From the listing below, extract every line containing "type".

# START OF Listed entries

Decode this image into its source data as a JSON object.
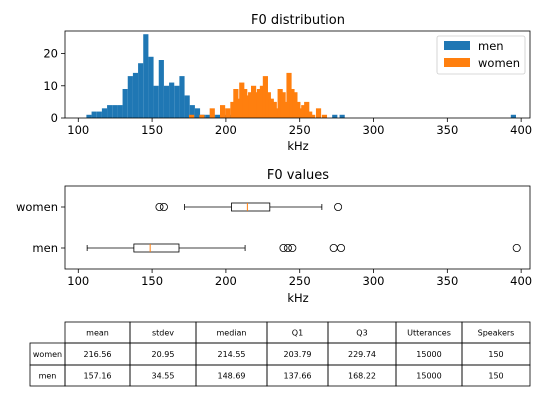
{
  "chart_data": [
    {
      "type": "histogram",
      "title": "F0 distribution",
      "xlabel": "kHz",
      "ylabel": "",
      "xlim": [
        91,
        406
      ],
      "ylim": [
        0,
        27
      ],
      "xticks": [
        100,
        150,
        200,
        250,
        300,
        350,
        400
      ],
      "yticks": [
        0,
        10,
        20
      ],
      "bin_width": 3.5,
      "legend_position": "top-right",
      "series": [
        {
          "name": "men",
          "color": "#1f77b4",
          "bins": [
            {
              "x": 105.5,
              "y": 1
            },
            {
              "x": 109,
              "y": 2
            },
            {
              "x": 112.5,
              "y": 2
            },
            {
              "x": 116,
              "y": 3
            },
            {
              "x": 119.5,
              "y": 4
            },
            {
              "x": 123,
              "y": 4
            },
            {
              "x": 126.5,
              "y": 4
            },
            {
              "x": 130,
              "y": 9
            },
            {
              "x": 133.5,
              "y": 13
            },
            {
              "x": 137,
              "y": 14
            },
            {
              "x": 140.5,
              "y": 17
            },
            {
              "x": 144,
              "y": 26
            },
            {
              "x": 147.5,
              "y": 19
            },
            {
              "x": 151,
              "y": 10
            },
            {
              "x": 154.5,
              "y": 18
            },
            {
              "x": 158,
              "y": 10
            },
            {
              "x": 161.5,
              "y": 11
            },
            {
              "x": 165,
              "y": 10
            },
            {
              "x": 168.5,
              "y": 13
            },
            {
              "x": 172,
              "y": 7
            },
            {
              "x": 175.5,
              "y": 4
            },
            {
              "x": 179,
              "y": 3
            },
            {
              "x": 182.5,
              "y": 1
            },
            {
              "x": 186,
              "y": 1
            },
            {
              "x": 189.5,
              "y": 1
            },
            {
              "x": 193,
              "y": 1
            },
            {
              "x": 196.5,
              "y": 1
            },
            {
              "x": 200,
              "y": 1
            },
            {
              "x": 212,
              "y": 1
            },
            {
              "x": 272,
              "y": 1
            },
            {
              "x": 277,
              "y": 1
            },
            {
              "x": 393,
              "y": 1
            }
          ]
        },
        {
          "name": "women",
          "color": "#ff7f0e",
          "bins": [
            {
              "x": 175,
              "y": 1
            },
            {
              "x": 182,
              "y": 1
            },
            {
              "x": 189,
              "y": 3
            },
            {
              "x": 196,
              "y": 4
            },
            {
              "x": 199.5,
              "y": 3
            },
            {
              "x": 203,
              "y": 5
            },
            {
              "x": 205,
              "y": 9
            },
            {
              "x": 207,
              "y": 6
            },
            {
              "x": 209,
              "y": 11
            },
            {
              "x": 211,
              "y": 9
            },
            {
              "x": 213,
              "y": 7
            },
            {
              "x": 215,
              "y": 8
            },
            {
              "x": 217,
              "y": 10
            },
            {
              "x": 219,
              "y": 8
            },
            {
              "x": 221,
              "y": 9
            },
            {
              "x": 223,
              "y": 10
            },
            {
              "x": 225,
              "y": 13
            },
            {
              "x": 227,
              "y": 8
            },
            {
              "x": 229,
              "y": 6
            },
            {
              "x": 231,
              "y": 5
            },
            {
              "x": 233,
              "y": 3
            },
            {
              "x": 235,
              "y": 9
            },
            {
              "x": 237,
              "y": 8
            },
            {
              "x": 239,
              "y": 5
            },
            {
              "x": 241,
              "y": 14
            },
            {
              "x": 243,
              "y": 9
            },
            {
              "x": 245,
              "y": 8
            },
            {
              "x": 247,
              "y": 5
            },
            {
              "x": 249,
              "y": 3
            },
            {
              "x": 251,
              "y": 4
            },
            {
              "x": 253,
              "y": 5
            },
            {
              "x": 255,
              "y": 2
            },
            {
              "x": 257,
              "y": 1
            },
            {
              "x": 261,
              "y": 3
            },
            {
              "x": 265,
              "y": 1
            }
          ]
        }
      ]
    },
    {
      "type": "boxplot",
      "title": "F0 values",
      "xlabel": "kHz",
      "xlim": [
        91,
        406
      ],
      "xticks": [
        100,
        150,
        200,
        250,
        300,
        350,
        400
      ],
      "categories": [
        "men",
        "women"
      ],
      "series": [
        {
          "name": "men",
          "whisker_low": 106,
          "q1": 137.66,
          "median": 148.69,
          "q3": 168.22,
          "whisker_high": 213,
          "outliers": [
            239,
            242,
            245,
            273,
            278,
            397
          ]
        },
        {
          "name": "women",
          "whisker_low": 172,
          "q1": 203.79,
          "median": 214.55,
          "q3": 229.74,
          "whisker_high": 265,
          "outliers": [
            155,
            158,
            276
          ]
        }
      ]
    },
    {
      "type": "table",
      "columns": [
        "mean",
        "stdev",
        "median",
        "Q1",
        "Q3",
        "Utterances",
        "Speakers"
      ],
      "rows": [
        {
          "label": "women",
          "values": [
            "216.56",
            "20.95",
            "214.55",
            "203.79",
            "229.74",
            "15000",
            "150"
          ]
        },
        {
          "label": "men",
          "values": [
            "157.16",
            "34.55",
            "148.69",
            "137.66",
            "168.22",
            "15000",
            "150"
          ]
        }
      ]
    }
  ]
}
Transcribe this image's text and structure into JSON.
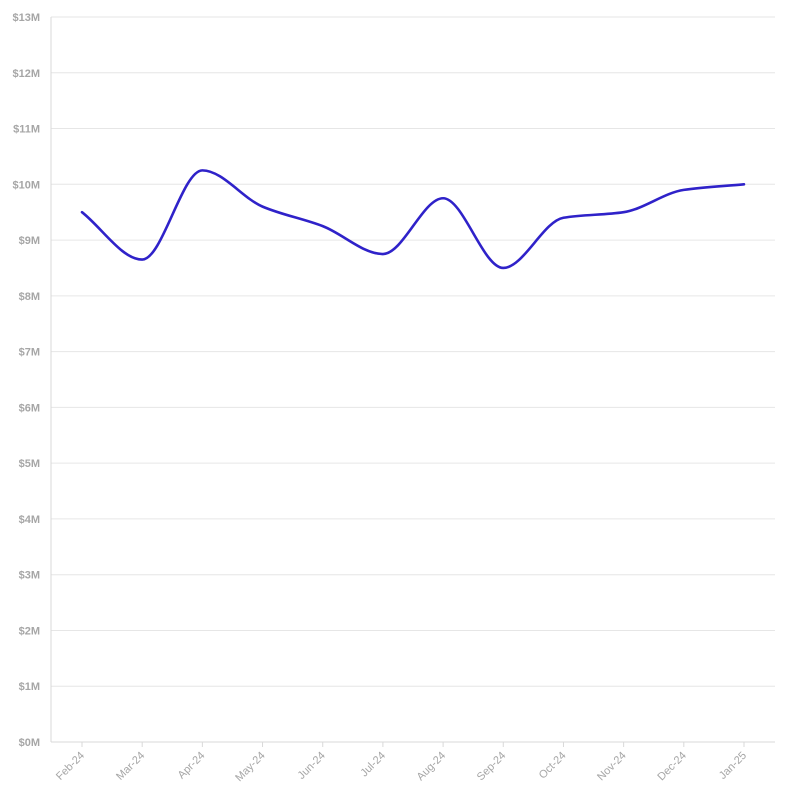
{
  "colors": {
    "line": "#2f22c9",
    "grid": "#e6e6e6",
    "tick_text": "#a6a6a6"
  },
  "chart_data": {
    "type": "line",
    "title": "",
    "xlabel": "",
    "ylabel": "",
    "categories": [
      "Feb-24",
      "Mar-24",
      "Apr-24",
      "May-24",
      "Jun-24",
      "Jul-24",
      "Aug-24",
      "Sep-24",
      "Oct-24",
      "Nov-24",
      "Dec-24",
      "Jan-25"
    ],
    "series": [
      {
        "values": [
          9.5,
          8.65,
          10.25,
          9.6,
          9.25,
          8.75,
          9.75,
          8.5,
          9.4,
          9.5,
          9.9,
          10.0
        ]
      }
    ],
    "ylim": [
      0,
      13
    ],
    "y_ticks": [
      0,
      1,
      2,
      3,
      4,
      5,
      6,
      7,
      8,
      9,
      10,
      11,
      12,
      13
    ],
    "y_tick_labels": [
      "$0M",
      "$1M",
      "$2M",
      "$3M",
      "$4M",
      "$5M",
      "$6M",
      "$7M",
      "$8M",
      "$9M",
      "$10M",
      "$11M",
      "$12M",
      "$13M"
    ],
    "grid": true,
    "legend": "none",
    "curve": "smooth"
  }
}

# END OF Listed entries

(Written solution):
      "type": "histogram",
      "type": "boxplot",
      "type": "table",
    "type": "line",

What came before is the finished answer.